## WHAT IS EXPECTED:
Identify the lines containing the word "island". Copy each one.

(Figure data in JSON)
☆ ☆ ☆ ☆

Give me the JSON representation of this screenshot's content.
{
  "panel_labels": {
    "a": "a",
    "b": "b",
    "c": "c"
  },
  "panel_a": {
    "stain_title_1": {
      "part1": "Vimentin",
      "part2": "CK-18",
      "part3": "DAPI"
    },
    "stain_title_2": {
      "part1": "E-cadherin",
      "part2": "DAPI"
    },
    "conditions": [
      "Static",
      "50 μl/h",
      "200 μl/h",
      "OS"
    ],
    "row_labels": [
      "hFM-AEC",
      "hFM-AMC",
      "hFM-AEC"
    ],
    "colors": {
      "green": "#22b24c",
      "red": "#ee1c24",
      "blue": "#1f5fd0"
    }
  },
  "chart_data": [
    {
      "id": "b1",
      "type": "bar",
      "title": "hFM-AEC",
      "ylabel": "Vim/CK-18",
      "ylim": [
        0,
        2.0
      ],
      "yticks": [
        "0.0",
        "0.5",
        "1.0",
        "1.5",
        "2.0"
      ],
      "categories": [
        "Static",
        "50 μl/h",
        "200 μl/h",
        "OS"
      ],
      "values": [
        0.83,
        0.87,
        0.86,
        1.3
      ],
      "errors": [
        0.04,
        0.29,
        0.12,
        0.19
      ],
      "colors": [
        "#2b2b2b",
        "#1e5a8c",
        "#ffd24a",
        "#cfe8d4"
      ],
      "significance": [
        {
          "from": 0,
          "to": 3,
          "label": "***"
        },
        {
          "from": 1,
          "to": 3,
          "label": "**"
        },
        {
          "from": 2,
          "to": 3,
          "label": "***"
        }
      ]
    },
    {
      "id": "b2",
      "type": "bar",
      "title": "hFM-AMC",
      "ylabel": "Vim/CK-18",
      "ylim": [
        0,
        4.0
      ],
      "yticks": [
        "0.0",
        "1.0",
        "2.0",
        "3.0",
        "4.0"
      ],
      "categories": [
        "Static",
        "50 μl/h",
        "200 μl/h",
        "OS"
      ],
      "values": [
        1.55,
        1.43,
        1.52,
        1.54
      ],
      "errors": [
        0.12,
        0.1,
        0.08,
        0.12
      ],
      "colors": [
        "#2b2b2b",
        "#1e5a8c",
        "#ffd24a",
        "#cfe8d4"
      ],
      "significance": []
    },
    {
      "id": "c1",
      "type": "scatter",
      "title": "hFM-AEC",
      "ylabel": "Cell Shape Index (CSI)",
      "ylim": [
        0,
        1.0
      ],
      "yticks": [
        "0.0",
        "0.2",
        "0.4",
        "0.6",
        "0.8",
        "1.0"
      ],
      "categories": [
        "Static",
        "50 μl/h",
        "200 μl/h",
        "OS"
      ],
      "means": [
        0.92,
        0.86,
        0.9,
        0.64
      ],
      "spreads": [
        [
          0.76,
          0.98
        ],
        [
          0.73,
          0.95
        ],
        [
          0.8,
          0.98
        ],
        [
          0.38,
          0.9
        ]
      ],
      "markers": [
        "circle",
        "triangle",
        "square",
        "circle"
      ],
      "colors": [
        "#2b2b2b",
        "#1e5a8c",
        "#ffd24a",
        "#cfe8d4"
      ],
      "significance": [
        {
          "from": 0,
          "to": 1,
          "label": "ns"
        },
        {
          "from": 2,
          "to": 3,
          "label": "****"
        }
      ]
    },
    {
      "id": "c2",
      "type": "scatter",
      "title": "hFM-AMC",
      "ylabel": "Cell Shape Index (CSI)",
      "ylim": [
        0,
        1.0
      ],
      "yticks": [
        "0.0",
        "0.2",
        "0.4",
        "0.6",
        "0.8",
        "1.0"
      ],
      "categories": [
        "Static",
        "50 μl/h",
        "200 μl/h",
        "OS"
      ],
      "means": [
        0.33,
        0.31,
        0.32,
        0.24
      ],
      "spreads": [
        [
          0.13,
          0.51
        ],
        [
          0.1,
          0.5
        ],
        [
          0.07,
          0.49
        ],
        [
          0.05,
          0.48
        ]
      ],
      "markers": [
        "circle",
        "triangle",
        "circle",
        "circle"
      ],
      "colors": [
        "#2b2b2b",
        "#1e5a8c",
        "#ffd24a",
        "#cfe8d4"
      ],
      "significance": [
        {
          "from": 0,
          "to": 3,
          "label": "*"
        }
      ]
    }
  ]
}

☆ ☆ ☆ ☆

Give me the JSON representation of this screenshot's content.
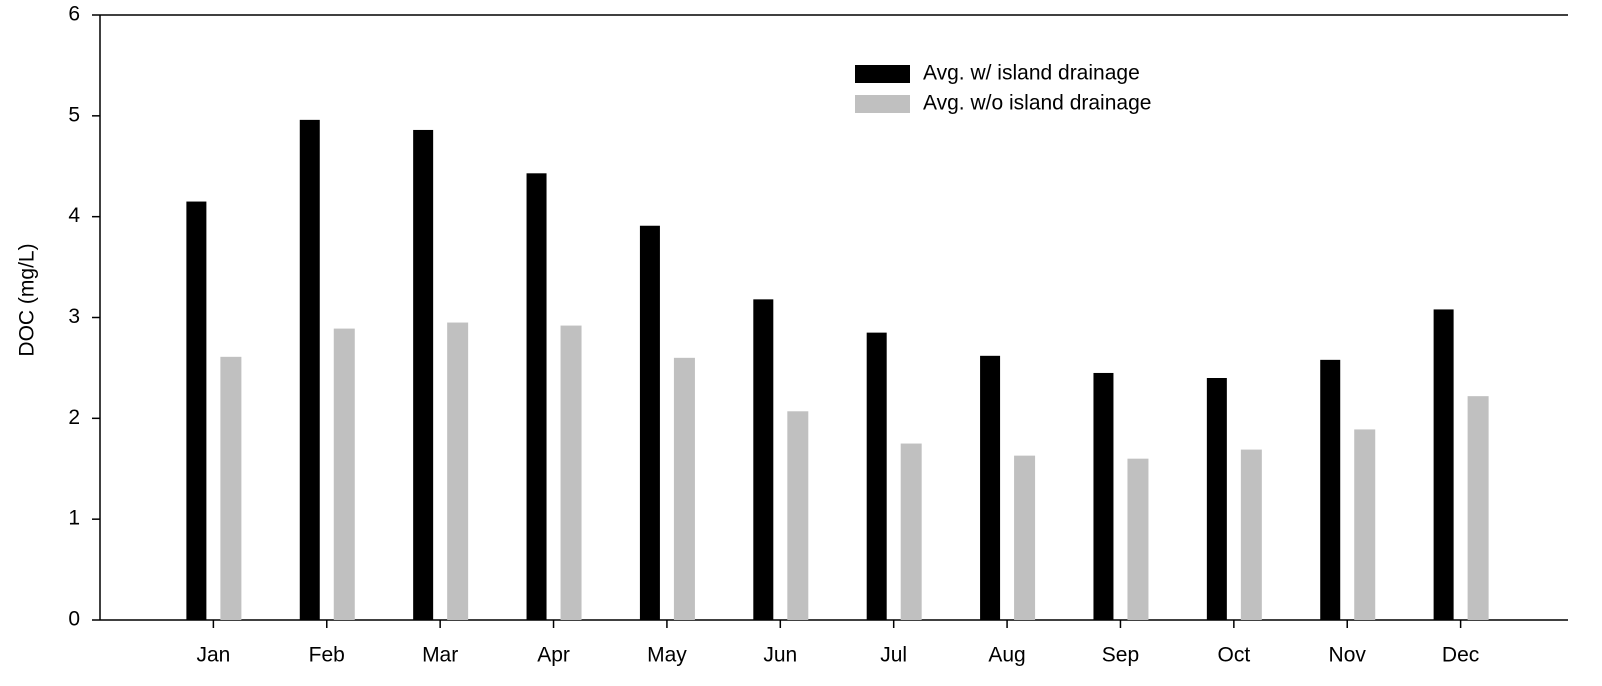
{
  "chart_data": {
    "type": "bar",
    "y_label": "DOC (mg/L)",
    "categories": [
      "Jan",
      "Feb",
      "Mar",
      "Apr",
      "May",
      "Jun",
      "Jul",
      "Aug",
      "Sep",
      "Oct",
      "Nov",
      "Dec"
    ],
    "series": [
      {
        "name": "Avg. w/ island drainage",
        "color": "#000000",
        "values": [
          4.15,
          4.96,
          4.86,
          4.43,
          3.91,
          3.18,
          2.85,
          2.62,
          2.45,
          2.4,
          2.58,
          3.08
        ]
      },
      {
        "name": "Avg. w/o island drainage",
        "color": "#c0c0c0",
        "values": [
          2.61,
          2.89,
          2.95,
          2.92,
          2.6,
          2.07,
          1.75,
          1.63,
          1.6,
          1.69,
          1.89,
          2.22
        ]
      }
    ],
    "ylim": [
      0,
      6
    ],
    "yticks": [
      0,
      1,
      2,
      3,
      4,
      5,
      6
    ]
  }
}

☆ ☆ ☆ ☆

## TASK OUTPUT:
        "name": "Avg. w/ island drainage",
        "name": "Avg. w/o island drainage",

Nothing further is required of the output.